= Stored data =

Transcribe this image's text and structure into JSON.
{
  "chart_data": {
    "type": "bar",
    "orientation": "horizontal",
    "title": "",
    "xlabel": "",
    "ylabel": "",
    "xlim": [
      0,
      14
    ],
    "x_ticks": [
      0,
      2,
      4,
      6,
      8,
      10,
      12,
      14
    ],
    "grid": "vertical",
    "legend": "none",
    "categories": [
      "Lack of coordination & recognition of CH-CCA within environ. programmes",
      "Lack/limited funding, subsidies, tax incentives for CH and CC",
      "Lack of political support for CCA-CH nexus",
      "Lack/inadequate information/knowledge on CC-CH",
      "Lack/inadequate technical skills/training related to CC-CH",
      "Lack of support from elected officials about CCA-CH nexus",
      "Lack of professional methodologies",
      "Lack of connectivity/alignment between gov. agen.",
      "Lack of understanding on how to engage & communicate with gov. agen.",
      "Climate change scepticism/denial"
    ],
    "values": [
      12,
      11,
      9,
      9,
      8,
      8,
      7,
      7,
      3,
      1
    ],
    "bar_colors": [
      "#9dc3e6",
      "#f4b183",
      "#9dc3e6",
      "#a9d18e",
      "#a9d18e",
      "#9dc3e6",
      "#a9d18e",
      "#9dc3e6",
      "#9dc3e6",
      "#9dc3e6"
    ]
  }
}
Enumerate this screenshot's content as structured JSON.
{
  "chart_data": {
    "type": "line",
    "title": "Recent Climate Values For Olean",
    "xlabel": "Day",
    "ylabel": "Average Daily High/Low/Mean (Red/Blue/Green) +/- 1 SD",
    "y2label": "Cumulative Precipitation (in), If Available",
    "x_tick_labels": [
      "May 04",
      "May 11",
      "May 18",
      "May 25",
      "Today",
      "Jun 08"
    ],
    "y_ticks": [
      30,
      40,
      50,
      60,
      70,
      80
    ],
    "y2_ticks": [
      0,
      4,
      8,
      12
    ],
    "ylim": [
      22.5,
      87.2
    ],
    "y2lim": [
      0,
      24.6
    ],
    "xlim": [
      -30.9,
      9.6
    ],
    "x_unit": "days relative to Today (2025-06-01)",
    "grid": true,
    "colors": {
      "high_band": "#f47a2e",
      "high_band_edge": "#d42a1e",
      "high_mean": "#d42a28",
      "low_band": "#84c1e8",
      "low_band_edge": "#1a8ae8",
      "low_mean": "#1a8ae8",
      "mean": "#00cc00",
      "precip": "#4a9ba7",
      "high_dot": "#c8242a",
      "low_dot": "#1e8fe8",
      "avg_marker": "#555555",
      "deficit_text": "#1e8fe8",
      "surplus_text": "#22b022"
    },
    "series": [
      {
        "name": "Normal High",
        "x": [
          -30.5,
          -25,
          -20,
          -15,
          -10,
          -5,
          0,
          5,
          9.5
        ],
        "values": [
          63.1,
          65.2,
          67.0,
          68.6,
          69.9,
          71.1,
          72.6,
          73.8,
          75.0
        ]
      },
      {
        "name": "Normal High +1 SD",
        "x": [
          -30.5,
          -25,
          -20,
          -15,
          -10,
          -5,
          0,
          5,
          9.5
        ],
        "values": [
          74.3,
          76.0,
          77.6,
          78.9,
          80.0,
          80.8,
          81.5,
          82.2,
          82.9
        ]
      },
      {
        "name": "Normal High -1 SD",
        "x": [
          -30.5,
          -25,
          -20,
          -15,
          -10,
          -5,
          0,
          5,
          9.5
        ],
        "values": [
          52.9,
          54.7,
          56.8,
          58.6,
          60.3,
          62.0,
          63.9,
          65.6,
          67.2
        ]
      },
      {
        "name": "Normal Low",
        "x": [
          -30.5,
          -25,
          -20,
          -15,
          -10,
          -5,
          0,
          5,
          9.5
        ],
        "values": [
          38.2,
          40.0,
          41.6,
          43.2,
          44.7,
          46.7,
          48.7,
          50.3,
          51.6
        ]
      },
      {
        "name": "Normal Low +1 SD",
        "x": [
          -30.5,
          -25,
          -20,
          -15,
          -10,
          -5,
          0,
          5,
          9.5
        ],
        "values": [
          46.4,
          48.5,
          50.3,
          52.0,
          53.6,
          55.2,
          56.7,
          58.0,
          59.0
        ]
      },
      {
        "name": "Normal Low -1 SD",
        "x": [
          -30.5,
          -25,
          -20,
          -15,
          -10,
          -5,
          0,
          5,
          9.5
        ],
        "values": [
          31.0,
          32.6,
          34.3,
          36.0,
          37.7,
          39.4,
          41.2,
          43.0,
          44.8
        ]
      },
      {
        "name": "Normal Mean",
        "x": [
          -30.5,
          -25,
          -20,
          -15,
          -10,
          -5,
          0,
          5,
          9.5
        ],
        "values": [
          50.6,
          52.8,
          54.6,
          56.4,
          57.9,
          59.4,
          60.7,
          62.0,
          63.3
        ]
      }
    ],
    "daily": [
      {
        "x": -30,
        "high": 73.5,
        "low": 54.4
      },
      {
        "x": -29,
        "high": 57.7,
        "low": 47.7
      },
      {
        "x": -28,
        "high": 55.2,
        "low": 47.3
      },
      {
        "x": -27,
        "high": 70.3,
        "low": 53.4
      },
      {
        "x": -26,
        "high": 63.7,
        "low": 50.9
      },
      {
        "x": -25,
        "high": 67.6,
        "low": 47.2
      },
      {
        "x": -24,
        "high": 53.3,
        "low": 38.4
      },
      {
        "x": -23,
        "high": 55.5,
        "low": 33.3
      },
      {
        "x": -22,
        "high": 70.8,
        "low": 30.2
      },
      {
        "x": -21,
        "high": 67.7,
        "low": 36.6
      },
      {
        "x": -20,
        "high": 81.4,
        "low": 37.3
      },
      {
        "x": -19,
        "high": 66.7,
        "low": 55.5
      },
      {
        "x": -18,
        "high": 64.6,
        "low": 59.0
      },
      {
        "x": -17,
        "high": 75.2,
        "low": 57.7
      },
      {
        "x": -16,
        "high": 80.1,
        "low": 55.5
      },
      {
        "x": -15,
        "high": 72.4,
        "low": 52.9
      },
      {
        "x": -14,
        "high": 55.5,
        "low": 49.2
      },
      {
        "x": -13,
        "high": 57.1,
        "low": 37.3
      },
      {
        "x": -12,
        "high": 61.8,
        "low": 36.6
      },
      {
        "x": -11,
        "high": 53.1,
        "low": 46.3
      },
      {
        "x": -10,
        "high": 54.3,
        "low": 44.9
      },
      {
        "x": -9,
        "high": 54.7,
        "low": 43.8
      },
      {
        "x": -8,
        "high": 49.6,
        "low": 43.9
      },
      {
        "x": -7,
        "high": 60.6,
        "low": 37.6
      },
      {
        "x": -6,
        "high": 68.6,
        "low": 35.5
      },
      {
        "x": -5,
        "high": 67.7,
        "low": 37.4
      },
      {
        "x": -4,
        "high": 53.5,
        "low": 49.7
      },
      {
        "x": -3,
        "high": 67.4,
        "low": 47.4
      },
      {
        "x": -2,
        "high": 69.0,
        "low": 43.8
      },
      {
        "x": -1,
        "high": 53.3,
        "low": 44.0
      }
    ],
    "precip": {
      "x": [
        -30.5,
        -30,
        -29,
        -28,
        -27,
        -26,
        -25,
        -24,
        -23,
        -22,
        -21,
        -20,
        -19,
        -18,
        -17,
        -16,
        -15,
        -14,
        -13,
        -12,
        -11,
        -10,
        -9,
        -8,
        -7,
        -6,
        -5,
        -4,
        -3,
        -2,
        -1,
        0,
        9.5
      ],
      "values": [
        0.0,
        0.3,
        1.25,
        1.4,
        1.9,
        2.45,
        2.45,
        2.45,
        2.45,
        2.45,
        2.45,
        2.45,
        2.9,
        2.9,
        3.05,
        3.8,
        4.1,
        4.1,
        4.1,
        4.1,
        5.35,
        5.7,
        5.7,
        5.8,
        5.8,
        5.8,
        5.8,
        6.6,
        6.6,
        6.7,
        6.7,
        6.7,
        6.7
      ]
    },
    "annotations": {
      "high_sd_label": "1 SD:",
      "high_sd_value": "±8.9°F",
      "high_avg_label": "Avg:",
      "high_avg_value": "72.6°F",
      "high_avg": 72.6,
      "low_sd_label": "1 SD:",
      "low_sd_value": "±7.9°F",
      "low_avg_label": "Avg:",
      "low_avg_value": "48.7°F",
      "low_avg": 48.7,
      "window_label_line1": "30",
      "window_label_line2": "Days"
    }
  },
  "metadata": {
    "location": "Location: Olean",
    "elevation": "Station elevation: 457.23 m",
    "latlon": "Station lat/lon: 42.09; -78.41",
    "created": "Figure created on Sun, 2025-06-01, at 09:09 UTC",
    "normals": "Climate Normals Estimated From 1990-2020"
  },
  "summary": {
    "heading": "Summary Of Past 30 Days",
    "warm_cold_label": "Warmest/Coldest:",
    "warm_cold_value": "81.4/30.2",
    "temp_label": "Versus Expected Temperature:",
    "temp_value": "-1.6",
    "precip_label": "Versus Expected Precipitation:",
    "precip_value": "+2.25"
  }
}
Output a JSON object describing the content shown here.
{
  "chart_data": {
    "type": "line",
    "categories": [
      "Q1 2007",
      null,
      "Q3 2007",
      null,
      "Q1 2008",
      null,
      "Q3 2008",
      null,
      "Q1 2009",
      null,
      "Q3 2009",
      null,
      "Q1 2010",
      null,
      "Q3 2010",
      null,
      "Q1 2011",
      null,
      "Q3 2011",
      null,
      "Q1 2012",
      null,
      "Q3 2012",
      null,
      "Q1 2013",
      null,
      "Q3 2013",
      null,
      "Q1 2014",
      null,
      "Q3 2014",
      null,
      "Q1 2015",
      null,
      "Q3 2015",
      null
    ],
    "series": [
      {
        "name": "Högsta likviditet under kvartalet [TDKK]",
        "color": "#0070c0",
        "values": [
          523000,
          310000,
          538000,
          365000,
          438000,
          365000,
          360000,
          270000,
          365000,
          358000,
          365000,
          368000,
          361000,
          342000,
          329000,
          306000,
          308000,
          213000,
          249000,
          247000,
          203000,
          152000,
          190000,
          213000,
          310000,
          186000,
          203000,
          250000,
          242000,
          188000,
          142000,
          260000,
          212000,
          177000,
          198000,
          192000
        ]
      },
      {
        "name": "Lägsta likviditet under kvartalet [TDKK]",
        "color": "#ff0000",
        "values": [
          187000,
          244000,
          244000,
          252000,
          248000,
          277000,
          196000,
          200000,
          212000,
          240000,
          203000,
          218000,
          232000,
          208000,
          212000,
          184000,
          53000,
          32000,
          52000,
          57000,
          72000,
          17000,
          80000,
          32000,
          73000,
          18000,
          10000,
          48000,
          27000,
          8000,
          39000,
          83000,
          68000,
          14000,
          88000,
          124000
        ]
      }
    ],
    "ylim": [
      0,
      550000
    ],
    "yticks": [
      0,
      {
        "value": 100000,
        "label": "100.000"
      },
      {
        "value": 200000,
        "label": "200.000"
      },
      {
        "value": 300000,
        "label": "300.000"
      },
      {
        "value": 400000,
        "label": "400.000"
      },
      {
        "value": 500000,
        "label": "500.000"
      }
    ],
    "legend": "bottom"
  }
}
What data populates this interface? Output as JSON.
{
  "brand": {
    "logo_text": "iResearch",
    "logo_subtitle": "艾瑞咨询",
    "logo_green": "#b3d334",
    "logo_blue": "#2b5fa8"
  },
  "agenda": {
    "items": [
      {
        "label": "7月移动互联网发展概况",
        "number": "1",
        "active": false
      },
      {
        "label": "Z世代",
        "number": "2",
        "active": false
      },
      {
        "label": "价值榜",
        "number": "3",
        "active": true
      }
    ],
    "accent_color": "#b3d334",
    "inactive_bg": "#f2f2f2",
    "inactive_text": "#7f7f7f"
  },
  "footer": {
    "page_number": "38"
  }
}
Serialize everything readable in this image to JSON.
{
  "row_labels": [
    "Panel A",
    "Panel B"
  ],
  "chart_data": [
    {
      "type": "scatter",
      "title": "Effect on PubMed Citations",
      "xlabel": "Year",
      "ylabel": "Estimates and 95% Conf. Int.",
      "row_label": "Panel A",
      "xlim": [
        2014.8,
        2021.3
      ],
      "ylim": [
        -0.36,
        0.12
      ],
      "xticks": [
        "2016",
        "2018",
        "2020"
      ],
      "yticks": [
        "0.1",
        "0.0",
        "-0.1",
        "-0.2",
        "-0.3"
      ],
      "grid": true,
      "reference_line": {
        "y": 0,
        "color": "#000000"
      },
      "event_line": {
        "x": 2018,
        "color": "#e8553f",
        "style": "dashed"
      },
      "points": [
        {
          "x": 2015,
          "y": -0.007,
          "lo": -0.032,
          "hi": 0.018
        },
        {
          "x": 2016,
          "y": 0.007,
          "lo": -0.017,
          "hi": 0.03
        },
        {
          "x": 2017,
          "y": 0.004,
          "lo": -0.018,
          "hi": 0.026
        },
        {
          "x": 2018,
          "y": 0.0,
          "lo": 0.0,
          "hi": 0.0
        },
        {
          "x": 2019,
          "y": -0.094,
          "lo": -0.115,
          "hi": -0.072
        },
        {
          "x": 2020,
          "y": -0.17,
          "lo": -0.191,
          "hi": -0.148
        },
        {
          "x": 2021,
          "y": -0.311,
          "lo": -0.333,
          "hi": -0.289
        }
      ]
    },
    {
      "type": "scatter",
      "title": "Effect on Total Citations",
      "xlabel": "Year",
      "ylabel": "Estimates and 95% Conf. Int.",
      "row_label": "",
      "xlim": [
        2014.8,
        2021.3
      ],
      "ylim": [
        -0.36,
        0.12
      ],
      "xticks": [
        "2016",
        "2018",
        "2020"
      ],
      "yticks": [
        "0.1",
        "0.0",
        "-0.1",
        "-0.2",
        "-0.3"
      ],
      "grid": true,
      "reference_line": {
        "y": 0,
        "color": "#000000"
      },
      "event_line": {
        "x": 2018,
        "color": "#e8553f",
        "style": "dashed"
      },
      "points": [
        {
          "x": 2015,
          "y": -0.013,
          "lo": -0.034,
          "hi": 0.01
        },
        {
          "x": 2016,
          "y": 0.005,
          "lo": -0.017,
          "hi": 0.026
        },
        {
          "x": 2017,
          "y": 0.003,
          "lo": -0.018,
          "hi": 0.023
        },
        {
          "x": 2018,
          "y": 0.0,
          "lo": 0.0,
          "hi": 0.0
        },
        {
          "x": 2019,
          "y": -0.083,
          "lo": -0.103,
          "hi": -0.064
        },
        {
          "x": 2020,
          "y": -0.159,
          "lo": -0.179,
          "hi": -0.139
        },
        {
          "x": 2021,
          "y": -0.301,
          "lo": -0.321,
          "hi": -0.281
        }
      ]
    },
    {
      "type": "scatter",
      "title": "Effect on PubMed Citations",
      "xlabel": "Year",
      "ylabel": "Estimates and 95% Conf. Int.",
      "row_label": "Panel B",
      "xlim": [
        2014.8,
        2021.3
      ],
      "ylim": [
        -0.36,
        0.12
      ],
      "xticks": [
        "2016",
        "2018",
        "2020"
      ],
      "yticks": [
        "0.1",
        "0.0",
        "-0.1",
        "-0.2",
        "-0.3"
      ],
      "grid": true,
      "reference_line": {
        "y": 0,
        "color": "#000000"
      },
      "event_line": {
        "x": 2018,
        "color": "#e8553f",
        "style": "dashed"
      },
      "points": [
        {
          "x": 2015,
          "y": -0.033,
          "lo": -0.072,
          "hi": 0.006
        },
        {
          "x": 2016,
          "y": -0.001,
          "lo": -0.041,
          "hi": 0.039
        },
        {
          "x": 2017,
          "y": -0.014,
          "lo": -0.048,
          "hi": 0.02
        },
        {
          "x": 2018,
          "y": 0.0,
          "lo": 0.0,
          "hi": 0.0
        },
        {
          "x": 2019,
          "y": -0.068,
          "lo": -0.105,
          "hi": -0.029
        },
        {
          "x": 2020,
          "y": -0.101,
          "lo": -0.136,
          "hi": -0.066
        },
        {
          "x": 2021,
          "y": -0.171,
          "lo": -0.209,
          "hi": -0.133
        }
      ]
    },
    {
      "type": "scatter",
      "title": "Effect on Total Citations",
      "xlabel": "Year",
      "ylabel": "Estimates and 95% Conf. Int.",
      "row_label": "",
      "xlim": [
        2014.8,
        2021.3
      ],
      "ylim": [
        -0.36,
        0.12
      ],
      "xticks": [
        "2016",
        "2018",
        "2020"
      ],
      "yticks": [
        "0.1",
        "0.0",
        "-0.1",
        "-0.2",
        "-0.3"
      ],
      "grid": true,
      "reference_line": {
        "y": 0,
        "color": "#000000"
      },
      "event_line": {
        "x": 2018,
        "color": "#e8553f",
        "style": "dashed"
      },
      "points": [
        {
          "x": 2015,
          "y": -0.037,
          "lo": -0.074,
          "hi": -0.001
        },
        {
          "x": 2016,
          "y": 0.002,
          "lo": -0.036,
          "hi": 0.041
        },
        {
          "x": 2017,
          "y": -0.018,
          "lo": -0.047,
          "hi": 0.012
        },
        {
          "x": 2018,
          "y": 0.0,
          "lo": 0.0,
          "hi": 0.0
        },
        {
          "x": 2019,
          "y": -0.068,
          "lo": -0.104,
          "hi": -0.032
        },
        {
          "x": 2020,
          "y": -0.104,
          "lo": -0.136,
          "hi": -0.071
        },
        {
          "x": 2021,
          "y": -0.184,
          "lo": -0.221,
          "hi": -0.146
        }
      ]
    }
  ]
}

= Task details =
Determine how many lines include the word "Output" and report that number by itself.

= Completed task =
2